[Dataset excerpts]
•••

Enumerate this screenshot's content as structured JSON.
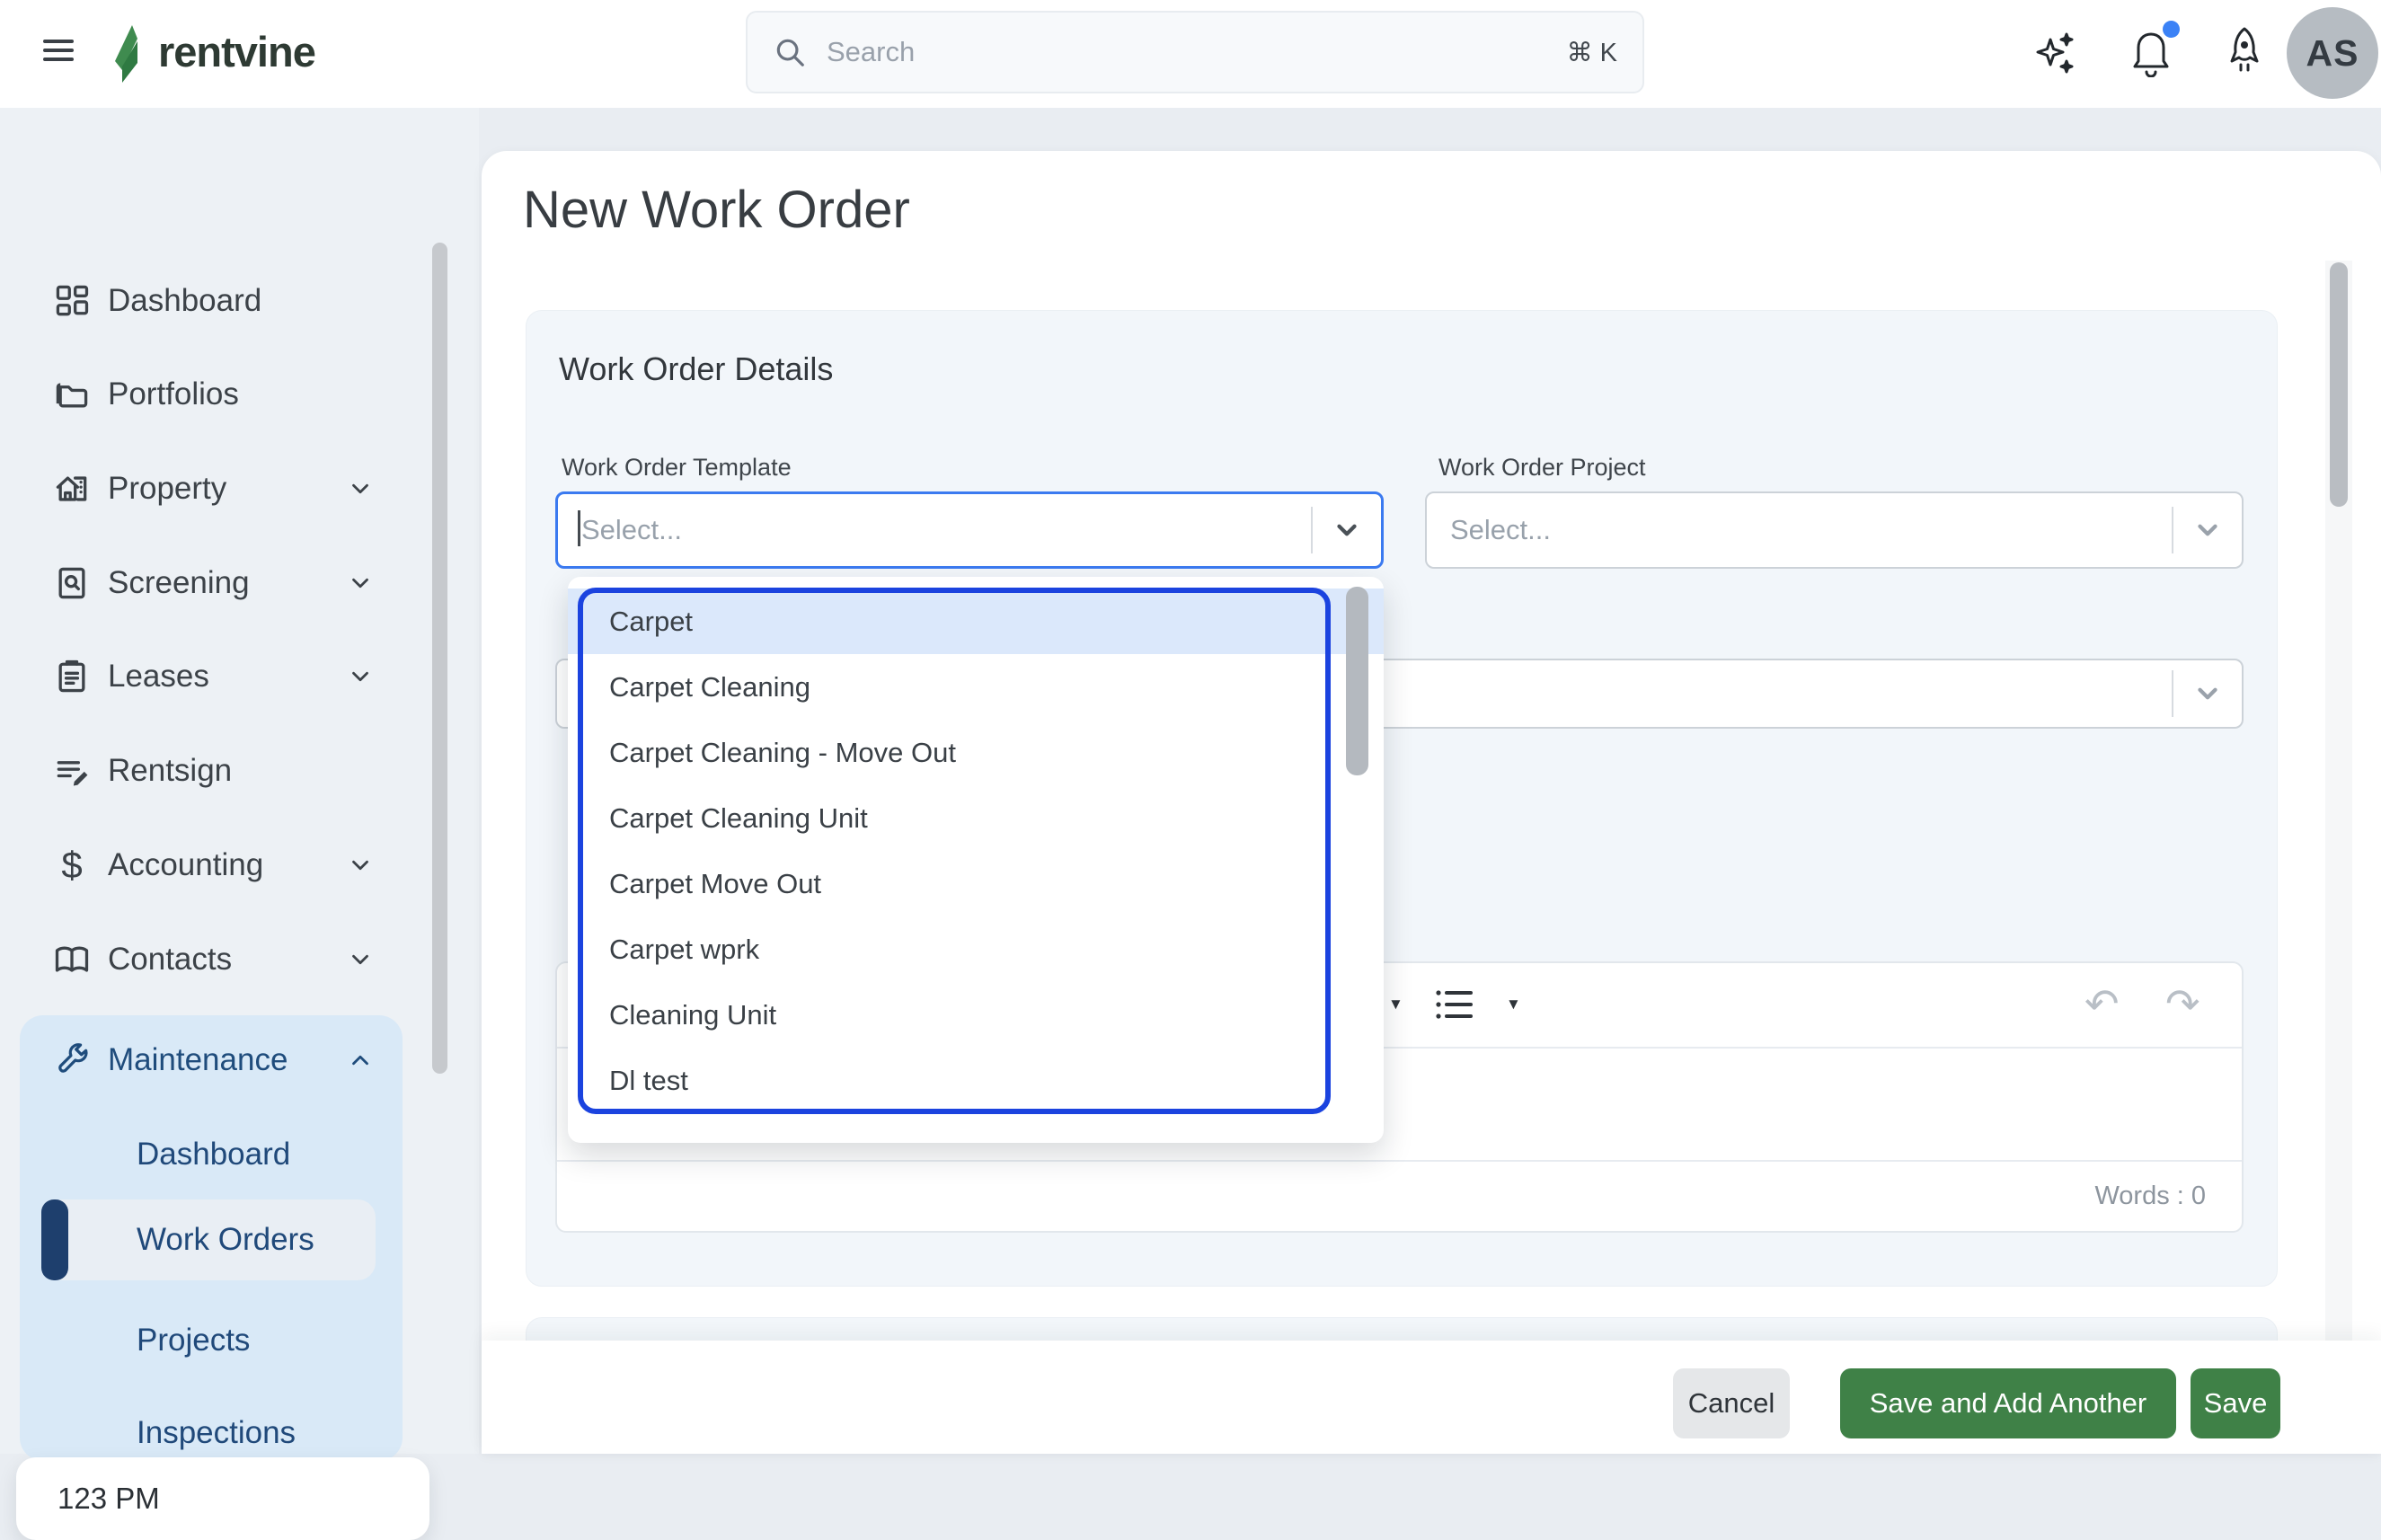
{
  "brand": {
    "name": "rentvine"
  },
  "header": {
    "search_placeholder": "Search",
    "search_shortcut": "⌘ K",
    "avatar_initials": "AS"
  },
  "sidebar": {
    "items": [
      {
        "label": "Dashboard",
        "chevron": false
      },
      {
        "label": "Portfolios",
        "chevron": false
      },
      {
        "label": "Property",
        "chevron": true
      },
      {
        "label": "Screening",
        "chevron": true
      },
      {
        "label": "Leases",
        "chevron": true
      },
      {
        "label": "Rentsign",
        "chevron": false
      },
      {
        "label": "Accounting",
        "chevron": true
      },
      {
        "label": "Contacts",
        "chevron": true
      }
    ],
    "maintenance": {
      "label": "Maintenance",
      "children": [
        {
          "label": "Dashboard",
          "selected": false
        },
        {
          "label": "Work Orders",
          "selected": true
        },
        {
          "label": "Projects",
          "selected": false
        },
        {
          "label": "Inspections",
          "selected": false
        }
      ]
    },
    "clock": "123 PM"
  },
  "main": {
    "title": "New Work Order",
    "section_title": "Work Order Details",
    "fields": {
      "template_label": "Work Order Template",
      "template_placeholder": "Select...",
      "project_label": "Work Order Project",
      "project_placeholder": "Select..."
    },
    "editor": {
      "words": "Words : 0"
    },
    "buttons": {
      "cancel": "Cancel",
      "save_add": "Save and Add Another",
      "save": "Save"
    }
  },
  "dropdown": {
    "highlighted_index": 0,
    "options": [
      "Carpet",
      "Carpet Cleaning",
      "Carpet Cleaning - Move Out",
      "Carpet Cleaning Unit",
      "Carpet Move Out",
      "Carpet wprk",
      "Cleaning Unit",
      "Dl test"
    ]
  },
  "colors": {
    "accent_green": "#3F8147",
    "focus_blue": "#3B7AF0",
    "listbox_ring_blue": "#1B43DF",
    "option_highlight": "#DCE8FB",
    "nav_navy": "#1F4C7C",
    "notification_dot": "#3B82F6"
  }
}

•••

## Exercise task
Repeat all of the data above word for word, minus the pictures.

## Result of this task
Enumerate this screenshot's content as structured JSON.
{
  "brand": {
    "name": "rentvine"
  },
  "header": {
    "search_placeholder": "Search",
    "search_shortcut": "⌘ K",
    "avatar_initials": "AS"
  },
  "sidebar": {
    "items": [
      {
        "label": "Dashboard",
        "chevron": false
      },
      {
        "label": "Portfolios",
        "chevron": false
      },
      {
        "label": "Property",
        "chevron": true
      },
      {
        "label": "Screening",
        "chevron": true
      },
      {
        "label": "Leases",
        "chevron": true
      },
      {
        "label": "Rentsign",
        "chevron": false
      },
      {
        "label": "Accounting",
        "chevron": true
      },
      {
        "label": "Contacts",
        "chevron": true
      }
    ],
    "maintenance": {
      "label": "Maintenance",
      "children": [
        {
          "label": "Dashboard",
          "selected": false
        },
        {
          "label": "Work Orders",
          "selected": true
        },
        {
          "label": "Projects",
          "selected": false
        },
        {
          "label": "Inspections",
          "selected": false
        }
      ]
    },
    "clock": "123 PM"
  },
  "main": {
    "title": "New Work Order",
    "section_title": "Work Order Details",
    "fields": {
      "template_label": "Work Order Template",
      "template_placeholder": "Select...",
      "project_label": "Work Order Project",
      "project_placeholder": "Select..."
    },
    "editor": {
      "words": "Words : 0"
    },
    "buttons": {
      "cancel": "Cancel",
      "save_add": "Save and Add Another",
      "save": "Save"
    }
  },
  "dropdown": {
    "highlighted_index": 0,
    "options": [
      "Carpet",
      "Carpet Cleaning",
      "Carpet Cleaning - Move Out",
      "Carpet Cleaning Unit",
      "Carpet Move Out",
      "Carpet wprk",
      "Cleaning Unit",
      "Dl test"
    ]
  },
  "colors": {
    "accent_green": "#3F8147",
    "focus_blue": "#3B7AF0",
    "listbox_ring_blue": "#1B43DF",
    "option_highlight": "#DCE8FB",
    "nav_navy": "#1F4C7C",
    "notification_dot": "#3B82F6"
  }
}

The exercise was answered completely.